Directions for this task: Every record below should be printed exactly as it appears.

Data for processing:
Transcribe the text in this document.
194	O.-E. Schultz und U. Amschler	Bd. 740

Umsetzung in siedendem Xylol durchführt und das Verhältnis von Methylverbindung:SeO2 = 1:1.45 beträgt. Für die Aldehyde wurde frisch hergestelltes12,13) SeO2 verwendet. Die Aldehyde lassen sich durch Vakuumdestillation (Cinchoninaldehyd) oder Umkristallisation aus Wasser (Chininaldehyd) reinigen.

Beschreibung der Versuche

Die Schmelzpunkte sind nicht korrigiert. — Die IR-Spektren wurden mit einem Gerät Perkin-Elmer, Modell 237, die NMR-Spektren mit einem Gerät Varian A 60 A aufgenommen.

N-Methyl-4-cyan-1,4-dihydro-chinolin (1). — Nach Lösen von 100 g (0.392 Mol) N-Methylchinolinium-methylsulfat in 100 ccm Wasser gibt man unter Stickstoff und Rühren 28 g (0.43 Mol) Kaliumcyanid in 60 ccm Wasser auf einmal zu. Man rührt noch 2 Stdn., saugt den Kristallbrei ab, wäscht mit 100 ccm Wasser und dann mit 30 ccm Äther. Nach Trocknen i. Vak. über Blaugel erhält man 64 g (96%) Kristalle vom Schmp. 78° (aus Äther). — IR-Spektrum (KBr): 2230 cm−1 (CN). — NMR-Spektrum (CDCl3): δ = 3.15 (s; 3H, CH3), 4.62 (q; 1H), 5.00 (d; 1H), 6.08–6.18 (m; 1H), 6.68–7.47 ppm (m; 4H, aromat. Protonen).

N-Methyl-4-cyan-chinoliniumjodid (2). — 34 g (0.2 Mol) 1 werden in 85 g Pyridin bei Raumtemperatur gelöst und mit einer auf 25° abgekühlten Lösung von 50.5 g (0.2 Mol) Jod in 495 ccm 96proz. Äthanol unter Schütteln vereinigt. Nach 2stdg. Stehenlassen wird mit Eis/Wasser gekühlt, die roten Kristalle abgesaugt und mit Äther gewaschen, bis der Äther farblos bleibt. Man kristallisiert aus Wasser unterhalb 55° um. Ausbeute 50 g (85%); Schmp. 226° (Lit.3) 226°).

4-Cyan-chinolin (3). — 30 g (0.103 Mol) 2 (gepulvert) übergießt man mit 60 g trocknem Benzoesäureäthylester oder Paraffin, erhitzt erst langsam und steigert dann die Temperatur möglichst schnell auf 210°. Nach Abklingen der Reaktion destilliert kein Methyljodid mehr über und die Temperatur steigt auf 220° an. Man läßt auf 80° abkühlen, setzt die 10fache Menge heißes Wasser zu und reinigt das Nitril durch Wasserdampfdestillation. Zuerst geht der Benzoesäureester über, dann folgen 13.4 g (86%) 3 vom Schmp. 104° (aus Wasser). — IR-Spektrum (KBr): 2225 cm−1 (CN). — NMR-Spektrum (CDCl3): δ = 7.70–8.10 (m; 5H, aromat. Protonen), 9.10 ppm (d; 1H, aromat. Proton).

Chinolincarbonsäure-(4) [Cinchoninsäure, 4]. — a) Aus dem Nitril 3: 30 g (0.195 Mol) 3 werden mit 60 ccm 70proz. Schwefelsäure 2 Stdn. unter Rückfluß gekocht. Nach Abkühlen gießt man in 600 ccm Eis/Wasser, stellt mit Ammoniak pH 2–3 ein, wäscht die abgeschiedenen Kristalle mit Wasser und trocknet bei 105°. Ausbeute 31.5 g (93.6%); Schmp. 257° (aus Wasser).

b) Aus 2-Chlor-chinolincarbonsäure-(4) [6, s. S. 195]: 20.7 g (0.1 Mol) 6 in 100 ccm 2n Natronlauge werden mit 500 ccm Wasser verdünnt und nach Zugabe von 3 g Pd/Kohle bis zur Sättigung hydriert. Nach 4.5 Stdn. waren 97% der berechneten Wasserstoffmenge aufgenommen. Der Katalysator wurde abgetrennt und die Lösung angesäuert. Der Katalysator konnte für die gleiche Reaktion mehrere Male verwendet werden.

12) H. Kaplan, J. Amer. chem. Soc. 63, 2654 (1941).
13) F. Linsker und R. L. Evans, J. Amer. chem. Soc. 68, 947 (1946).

Answer to the problem:
Transcribe the text in this document.
194	O.-E. Schultz und U. Amschler	Bd. 740

Umsetzung in siedendem Xylol durchführt und das Verhältnis von Methylverbindung:SeO2 = 1:1.45 beträgt. Für die Aldehyde wurde frisch hergestelltes12,13) SeO2 verwendet. Die Aldehyde lassen sich durch Vakuumdestillation (Cinchoninaldehyd) oder Umkristallisation aus Wasser (Chininaldehyd) reinigen.

Beschreibung der Versuche

Die Schmelzpunkte sind nicht korrigiert. — Die IR-Spektren wurden mit einem Gerät Perkin-Elmer, Modell 237, die NMR-Spektren mit einem Gerät Varian A 60 A aufgenommen.

N-Methyl-4-cyan-1,4-dihydro-chinolin (1). — Nach Lösen von 100 g (0.392 Mol) N-Methylchinolinium-methylsulfat in 100 ccm Wasser gibt man unter Stickstoff und Rühren 28 g (0.43 Mol) Kaliumcyanid in 60 ccm Wasser auf einmal zu. Man rührt noch 2 Stdn., saugt den Kristallbrei ab, wäscht mit 100 ccm Wasser und dann mit 30 ccm Äther. Nach Trocknen i. Vak. über Blaugel erhält man 64 g (96%) Kristalle vom Schmp. 78° (aus Äther). — IR-Spektrum (KBr): 2230 cm−1 (CN). — NMR-Spektrum (CDCl3): δ = 3.15 (s; 3H, CH3), 4.62 (q; 1H), 5.00 (d; 1H), 6.08–6.18 (m; 1H), 6.68–7.47 ppm (m; 4H, aromat. Protonen).

N-Methyl-4-cyan-chinoliniumjodid (2). — 34 g (0.2 Mol) 1 werden in 85 g Pyridin bei Raumtemperatur gelöst und mit einer auf 25° abgekühlten Lösung von 50.5 g (0.2 Mol) Jod in 495 ccm 96proz. Äthanol unter Schütteln vereinigt. Nach 2stdg. Stehenlassen wird mit Eis/Wasser gekühlt, die roten Kristalle abgesaugt und mit Äther gewaschen, bis der Äther farblos bleibt. Man kristallisiert aus Wasser unterhalb 55° um. Ausbeute 50 g (85%); Schmp. 226° (Lit.3) 226°).

4-Cyan-chinolin (3). — 30 g (0.103 Mol) 2 (gepulvert) übergießt man mit 60 g trocknem Benzoesäureäthylester oder Paraffin, erhitzt erst langsam und steigert dann die Temperatur möglichst schnell auf 210°. Nach Abklingen der Reaktion destilliert kein Methyljodid mehr über und die Temperatur steigt auf 220° an. Man läßt auf 80° abkühlen, setzt die 10fache Menge heißes Wasser zu und reinigt das Nitril durch Wasserdampfdestillation. Zuerst geht der Benzoesäureester über, dann folgen 13.4 g (86%) 3 vom Schmp. 104° (aus Wasser). — IR-Spektrum (KBr): 2225 cm−1 (CN). — NMR-Spektrum (CDCl3): δ = 7.70–8.10 (m; 5H, aromat. Protonen), 9.10 ppm (d; 1H, aromat. Proton).

Chinolincarbonsäure-(4) [Cinchoninsäure, 4]. — a) Aus dem Nitril 3: 30 g (0.195 Mol) 3 werden mit 60 ccm 70proz. Schwefelsäure 2 Stdn. unter Rückfluß gekocht. Nach Abkühlen gießt man in 600 ccm Eis/Wasser, stellt mit Ammoniak pH 2–3 ein, wäscht die abgeschiedenen Kristalle mit Wasser und trocknet bei 105°. Ausbeute 31.5 g (93.6%); Schmp. 257° (aus Wasser).

b) Aus 2-Chlor-chinolincarbonsäure-(4) [6, s. S. 195]: 20.7 g (0.1 Mol) 6 in 100 ccm 2n Natronlauge werden mit 500 ccm Wasser verdünnt und nach Zugabe von 3 g Pd/Kohle bis zur Sättigung hydriert. Nach 4.5 Stdn. waren 97% der berechneten Wasserstoffmenge aufgenommen. Der Katalysator wurde abgetrennt und die Lösung angesäuert. Der Katalysator konnte für die gleiche Reaktion mehrere Male verwendet werden.

12) H. Kaplan, J. Amer. chem. Soc. 63, 2654 (1941).
13) F. Linsker und R. L. Evans, J. Amer. chem. Soc. 68, 947 (1946).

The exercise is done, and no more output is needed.